What is being asked: Find and copy each line of the records where the string "straight" shows up.

++++++

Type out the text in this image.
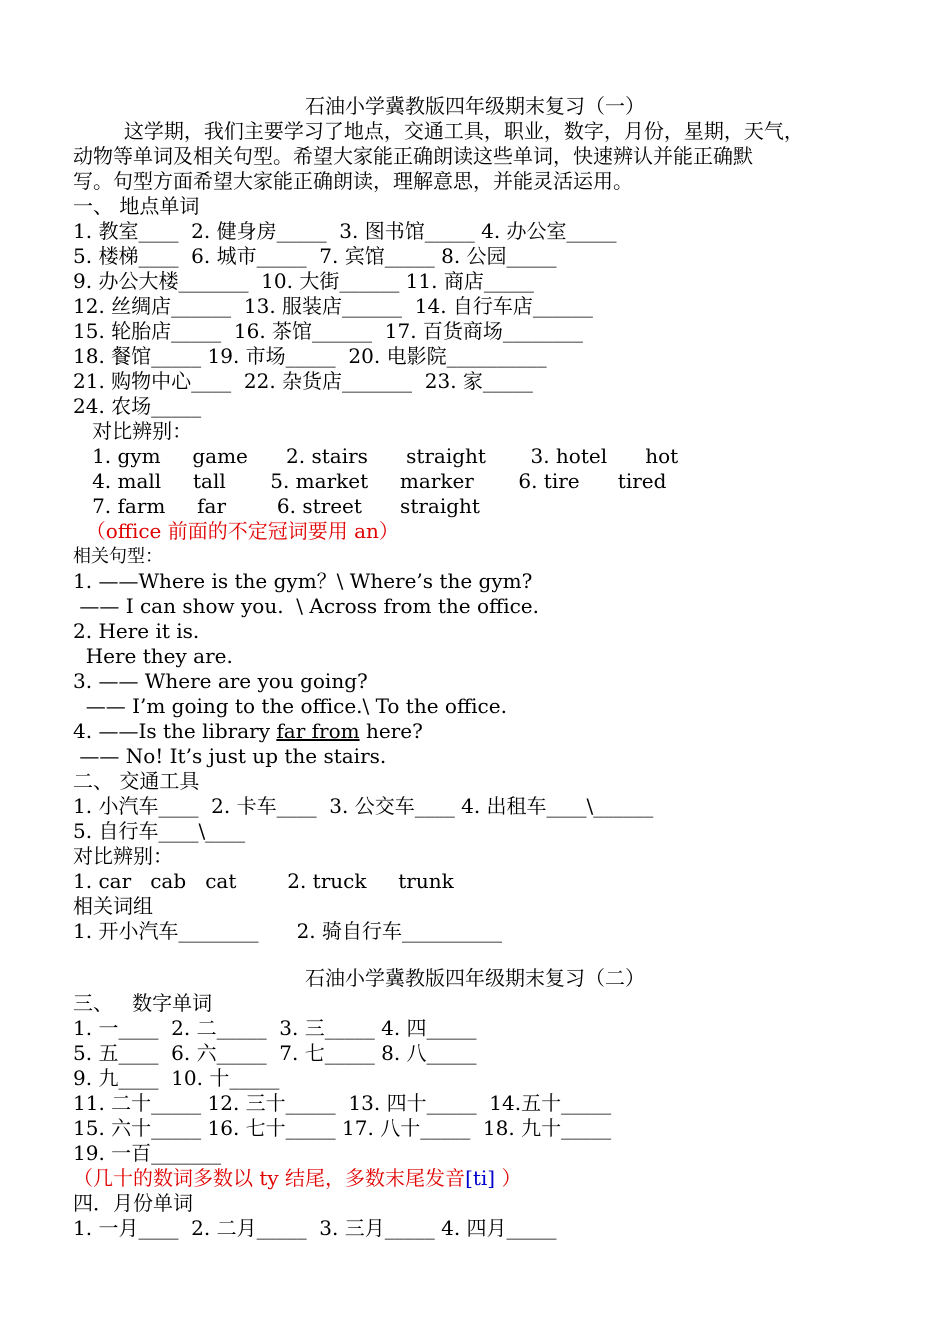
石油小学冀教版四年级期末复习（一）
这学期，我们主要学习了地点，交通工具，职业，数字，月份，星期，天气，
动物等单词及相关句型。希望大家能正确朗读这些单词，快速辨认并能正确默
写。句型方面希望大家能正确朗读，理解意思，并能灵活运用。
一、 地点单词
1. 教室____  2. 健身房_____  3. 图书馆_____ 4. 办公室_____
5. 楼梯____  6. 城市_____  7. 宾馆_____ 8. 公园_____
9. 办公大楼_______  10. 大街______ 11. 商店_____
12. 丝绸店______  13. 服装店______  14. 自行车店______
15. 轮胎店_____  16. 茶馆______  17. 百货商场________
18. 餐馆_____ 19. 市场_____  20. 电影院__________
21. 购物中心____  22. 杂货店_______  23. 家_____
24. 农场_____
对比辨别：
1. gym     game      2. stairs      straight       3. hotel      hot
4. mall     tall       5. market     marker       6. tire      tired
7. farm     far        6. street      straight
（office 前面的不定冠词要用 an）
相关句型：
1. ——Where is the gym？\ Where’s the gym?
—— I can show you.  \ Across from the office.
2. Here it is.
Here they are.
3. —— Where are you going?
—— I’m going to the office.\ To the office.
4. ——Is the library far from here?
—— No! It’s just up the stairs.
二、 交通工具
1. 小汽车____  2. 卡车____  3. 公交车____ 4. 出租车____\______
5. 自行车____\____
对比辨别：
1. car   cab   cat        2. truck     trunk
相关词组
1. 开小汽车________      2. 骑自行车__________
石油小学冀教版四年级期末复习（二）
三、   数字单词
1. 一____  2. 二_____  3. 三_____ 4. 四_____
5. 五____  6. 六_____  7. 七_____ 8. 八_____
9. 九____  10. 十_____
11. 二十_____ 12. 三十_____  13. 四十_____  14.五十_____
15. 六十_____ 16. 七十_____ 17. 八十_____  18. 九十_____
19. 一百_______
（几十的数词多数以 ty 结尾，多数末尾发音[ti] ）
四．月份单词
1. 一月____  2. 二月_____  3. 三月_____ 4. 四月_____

++++++

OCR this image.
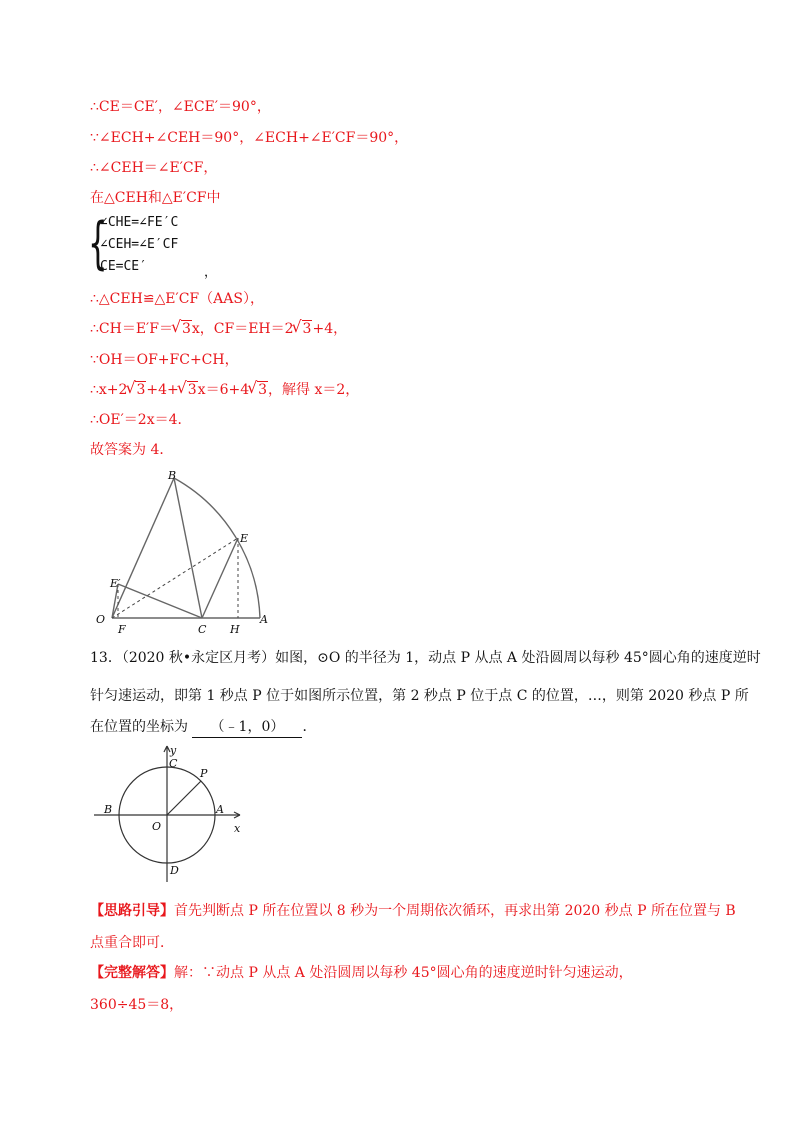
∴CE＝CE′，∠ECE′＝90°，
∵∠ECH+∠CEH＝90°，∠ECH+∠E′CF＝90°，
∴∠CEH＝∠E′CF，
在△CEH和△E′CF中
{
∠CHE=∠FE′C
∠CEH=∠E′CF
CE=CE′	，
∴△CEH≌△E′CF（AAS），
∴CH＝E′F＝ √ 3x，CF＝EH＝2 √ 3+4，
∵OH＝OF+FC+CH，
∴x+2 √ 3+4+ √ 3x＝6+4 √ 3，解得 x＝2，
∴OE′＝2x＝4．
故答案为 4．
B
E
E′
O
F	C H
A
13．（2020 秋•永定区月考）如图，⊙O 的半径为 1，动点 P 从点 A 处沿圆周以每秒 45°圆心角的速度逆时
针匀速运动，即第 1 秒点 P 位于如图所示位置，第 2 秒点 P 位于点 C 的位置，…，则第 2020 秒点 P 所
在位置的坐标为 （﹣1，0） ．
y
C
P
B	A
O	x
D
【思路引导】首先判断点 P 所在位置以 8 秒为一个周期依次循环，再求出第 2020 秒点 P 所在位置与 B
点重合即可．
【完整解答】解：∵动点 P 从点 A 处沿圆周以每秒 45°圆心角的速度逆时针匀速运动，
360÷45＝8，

++++++

The reply:
1. gym     game      2. stairs      straight       3. hotel      hot
7. farm     far        6. street      straight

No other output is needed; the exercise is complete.